Instruction: Report how many lines include the word "Clouds", and nothing besides that number.

Provided entries:
######

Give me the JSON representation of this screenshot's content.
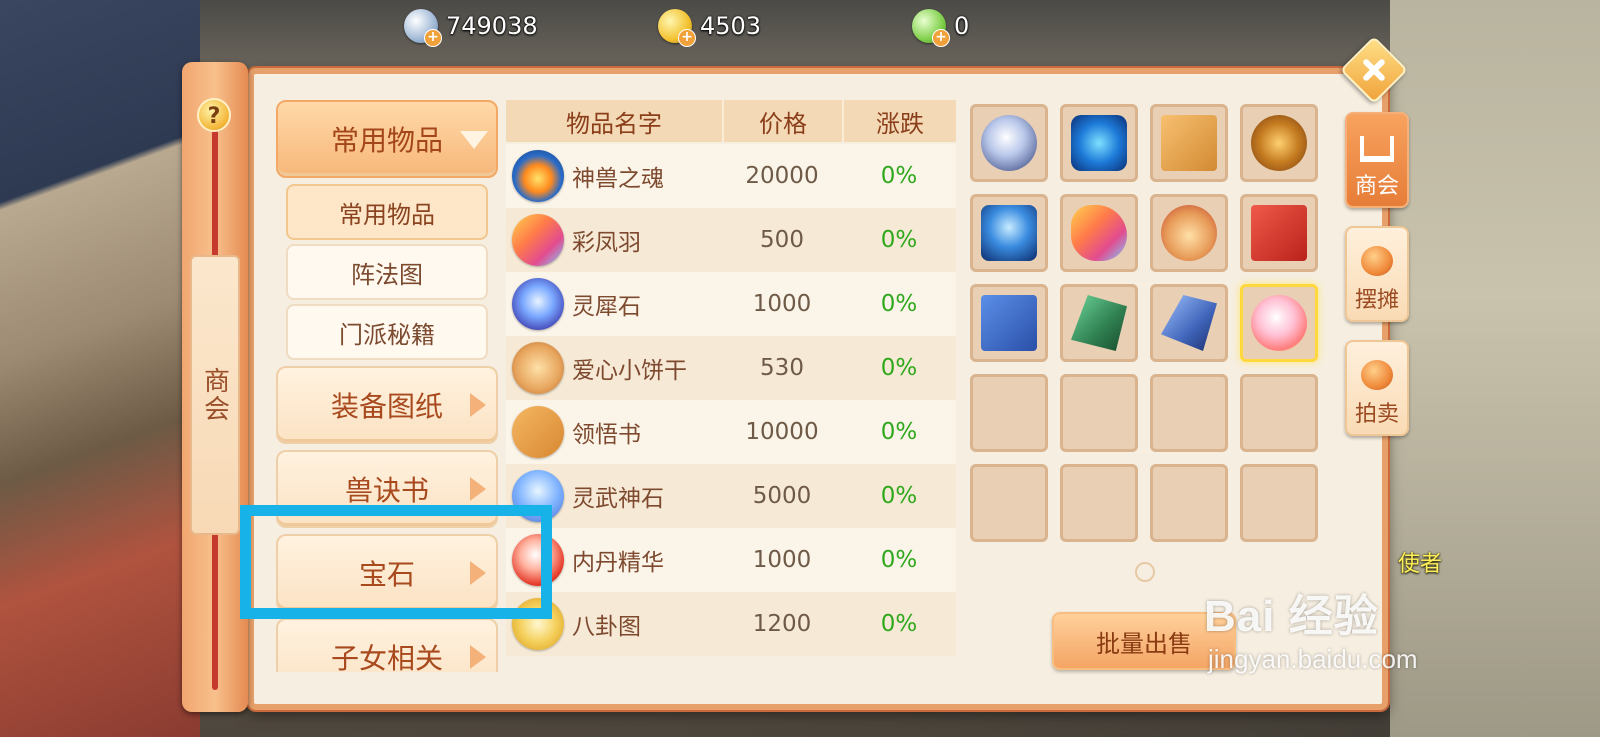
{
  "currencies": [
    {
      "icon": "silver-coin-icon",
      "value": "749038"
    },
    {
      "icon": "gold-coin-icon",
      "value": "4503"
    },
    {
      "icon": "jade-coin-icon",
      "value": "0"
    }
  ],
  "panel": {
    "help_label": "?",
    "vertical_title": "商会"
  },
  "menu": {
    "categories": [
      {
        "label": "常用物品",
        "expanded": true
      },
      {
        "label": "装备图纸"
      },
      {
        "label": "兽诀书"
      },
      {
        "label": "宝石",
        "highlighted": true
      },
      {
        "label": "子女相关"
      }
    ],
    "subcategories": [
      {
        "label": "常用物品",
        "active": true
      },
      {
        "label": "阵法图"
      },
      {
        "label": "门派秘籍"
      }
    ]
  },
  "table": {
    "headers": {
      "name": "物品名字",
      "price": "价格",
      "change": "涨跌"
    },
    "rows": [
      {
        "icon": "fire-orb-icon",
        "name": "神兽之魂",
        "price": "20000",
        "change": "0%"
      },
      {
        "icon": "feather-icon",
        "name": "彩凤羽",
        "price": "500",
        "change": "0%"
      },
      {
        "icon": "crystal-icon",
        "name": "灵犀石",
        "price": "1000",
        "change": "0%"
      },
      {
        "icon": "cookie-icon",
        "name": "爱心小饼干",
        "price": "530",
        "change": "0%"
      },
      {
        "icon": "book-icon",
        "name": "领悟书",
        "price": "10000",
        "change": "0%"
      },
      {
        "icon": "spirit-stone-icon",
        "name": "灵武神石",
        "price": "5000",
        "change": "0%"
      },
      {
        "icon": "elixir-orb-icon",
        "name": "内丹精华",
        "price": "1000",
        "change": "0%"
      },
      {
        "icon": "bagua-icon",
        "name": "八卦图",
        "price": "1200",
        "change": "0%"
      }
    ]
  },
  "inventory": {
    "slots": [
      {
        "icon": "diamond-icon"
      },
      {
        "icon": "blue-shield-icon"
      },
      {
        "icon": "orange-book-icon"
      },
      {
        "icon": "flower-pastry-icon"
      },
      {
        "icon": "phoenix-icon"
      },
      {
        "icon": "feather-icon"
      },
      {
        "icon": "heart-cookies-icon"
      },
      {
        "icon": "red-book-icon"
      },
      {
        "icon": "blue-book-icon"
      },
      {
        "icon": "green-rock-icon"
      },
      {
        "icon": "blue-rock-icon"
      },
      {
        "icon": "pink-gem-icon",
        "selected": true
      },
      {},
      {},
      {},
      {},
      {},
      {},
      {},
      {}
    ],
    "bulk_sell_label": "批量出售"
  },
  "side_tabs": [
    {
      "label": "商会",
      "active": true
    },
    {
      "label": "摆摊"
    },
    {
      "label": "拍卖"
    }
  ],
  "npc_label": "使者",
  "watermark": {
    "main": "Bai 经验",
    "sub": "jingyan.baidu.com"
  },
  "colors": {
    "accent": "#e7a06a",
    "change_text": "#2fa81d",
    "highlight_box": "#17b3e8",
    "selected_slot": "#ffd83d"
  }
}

######

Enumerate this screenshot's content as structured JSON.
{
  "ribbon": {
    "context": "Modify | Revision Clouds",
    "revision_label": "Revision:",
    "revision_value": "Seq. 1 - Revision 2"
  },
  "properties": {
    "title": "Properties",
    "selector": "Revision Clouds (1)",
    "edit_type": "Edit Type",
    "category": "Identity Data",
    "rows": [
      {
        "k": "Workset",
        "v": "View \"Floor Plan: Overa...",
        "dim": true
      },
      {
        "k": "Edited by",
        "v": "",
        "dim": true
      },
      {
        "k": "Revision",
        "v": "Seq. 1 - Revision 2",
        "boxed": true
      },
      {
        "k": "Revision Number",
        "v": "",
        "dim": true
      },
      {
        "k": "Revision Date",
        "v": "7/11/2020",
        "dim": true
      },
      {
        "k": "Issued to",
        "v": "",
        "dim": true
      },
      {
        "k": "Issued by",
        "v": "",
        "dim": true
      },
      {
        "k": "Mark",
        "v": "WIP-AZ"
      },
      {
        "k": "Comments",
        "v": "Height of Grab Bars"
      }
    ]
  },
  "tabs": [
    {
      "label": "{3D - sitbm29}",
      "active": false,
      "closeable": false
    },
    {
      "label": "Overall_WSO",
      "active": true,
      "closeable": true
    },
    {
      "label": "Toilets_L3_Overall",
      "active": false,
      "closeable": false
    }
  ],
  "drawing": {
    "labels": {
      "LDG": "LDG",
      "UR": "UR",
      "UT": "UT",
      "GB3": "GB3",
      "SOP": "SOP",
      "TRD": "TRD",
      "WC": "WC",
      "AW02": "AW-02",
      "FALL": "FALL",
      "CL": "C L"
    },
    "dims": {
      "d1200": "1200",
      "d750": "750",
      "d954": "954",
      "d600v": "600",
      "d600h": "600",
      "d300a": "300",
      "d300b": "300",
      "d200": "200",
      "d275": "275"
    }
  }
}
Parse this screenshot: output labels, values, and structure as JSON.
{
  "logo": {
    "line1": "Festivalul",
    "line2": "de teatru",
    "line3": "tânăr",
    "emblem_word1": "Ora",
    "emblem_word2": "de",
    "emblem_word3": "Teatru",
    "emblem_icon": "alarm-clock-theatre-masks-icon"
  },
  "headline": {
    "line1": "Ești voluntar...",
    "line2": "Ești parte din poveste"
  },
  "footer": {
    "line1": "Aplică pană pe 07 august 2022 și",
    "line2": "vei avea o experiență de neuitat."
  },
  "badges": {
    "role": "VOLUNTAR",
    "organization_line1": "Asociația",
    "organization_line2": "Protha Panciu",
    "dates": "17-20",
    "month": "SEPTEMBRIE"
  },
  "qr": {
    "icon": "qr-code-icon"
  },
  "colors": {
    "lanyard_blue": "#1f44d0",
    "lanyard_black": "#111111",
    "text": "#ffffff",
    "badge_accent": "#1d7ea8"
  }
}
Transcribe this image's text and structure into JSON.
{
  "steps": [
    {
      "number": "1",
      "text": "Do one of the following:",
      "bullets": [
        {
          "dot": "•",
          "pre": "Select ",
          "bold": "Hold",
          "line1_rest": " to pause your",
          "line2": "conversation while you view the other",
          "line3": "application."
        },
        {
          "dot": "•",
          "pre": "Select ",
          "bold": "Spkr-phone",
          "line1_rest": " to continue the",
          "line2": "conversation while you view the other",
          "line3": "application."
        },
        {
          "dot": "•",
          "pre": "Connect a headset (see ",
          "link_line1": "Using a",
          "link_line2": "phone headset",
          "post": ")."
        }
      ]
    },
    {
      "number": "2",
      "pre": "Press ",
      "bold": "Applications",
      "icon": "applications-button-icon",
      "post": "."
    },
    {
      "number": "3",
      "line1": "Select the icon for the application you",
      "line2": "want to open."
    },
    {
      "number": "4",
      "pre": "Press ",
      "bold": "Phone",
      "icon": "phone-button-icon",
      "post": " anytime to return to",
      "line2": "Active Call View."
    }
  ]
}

######

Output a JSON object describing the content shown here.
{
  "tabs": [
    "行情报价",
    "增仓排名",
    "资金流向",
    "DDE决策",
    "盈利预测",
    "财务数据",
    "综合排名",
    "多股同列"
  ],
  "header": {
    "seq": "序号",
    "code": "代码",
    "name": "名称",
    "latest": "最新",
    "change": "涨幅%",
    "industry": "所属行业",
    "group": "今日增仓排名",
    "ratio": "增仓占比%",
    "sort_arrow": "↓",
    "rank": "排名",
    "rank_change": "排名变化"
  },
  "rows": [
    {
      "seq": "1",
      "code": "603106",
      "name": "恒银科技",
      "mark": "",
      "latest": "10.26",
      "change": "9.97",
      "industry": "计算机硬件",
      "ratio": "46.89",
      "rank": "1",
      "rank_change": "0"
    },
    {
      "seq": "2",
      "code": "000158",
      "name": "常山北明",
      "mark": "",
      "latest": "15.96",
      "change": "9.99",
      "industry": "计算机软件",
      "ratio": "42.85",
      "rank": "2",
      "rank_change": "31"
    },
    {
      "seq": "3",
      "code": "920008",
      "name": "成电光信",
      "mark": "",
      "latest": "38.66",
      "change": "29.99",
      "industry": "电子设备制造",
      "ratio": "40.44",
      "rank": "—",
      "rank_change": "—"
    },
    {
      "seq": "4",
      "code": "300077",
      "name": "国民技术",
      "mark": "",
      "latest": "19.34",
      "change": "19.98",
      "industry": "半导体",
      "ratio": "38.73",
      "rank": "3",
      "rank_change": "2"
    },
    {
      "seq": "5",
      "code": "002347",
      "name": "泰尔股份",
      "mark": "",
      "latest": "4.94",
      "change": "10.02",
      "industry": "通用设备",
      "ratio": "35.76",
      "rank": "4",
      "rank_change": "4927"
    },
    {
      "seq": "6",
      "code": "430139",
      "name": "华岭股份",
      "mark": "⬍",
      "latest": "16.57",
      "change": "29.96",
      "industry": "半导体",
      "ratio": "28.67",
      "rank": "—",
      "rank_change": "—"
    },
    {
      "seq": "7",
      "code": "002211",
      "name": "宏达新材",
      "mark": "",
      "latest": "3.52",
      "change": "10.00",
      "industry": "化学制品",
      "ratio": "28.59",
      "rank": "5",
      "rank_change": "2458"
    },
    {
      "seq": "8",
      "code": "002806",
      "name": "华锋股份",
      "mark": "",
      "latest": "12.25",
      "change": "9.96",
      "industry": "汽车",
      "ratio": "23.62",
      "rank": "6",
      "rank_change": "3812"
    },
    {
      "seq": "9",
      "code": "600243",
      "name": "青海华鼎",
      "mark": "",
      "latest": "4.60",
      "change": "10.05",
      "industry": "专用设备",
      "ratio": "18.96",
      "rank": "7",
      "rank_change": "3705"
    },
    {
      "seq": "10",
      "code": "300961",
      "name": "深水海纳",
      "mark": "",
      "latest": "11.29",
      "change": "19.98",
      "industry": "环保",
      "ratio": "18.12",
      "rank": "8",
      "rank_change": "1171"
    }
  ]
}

######

Written answer: 2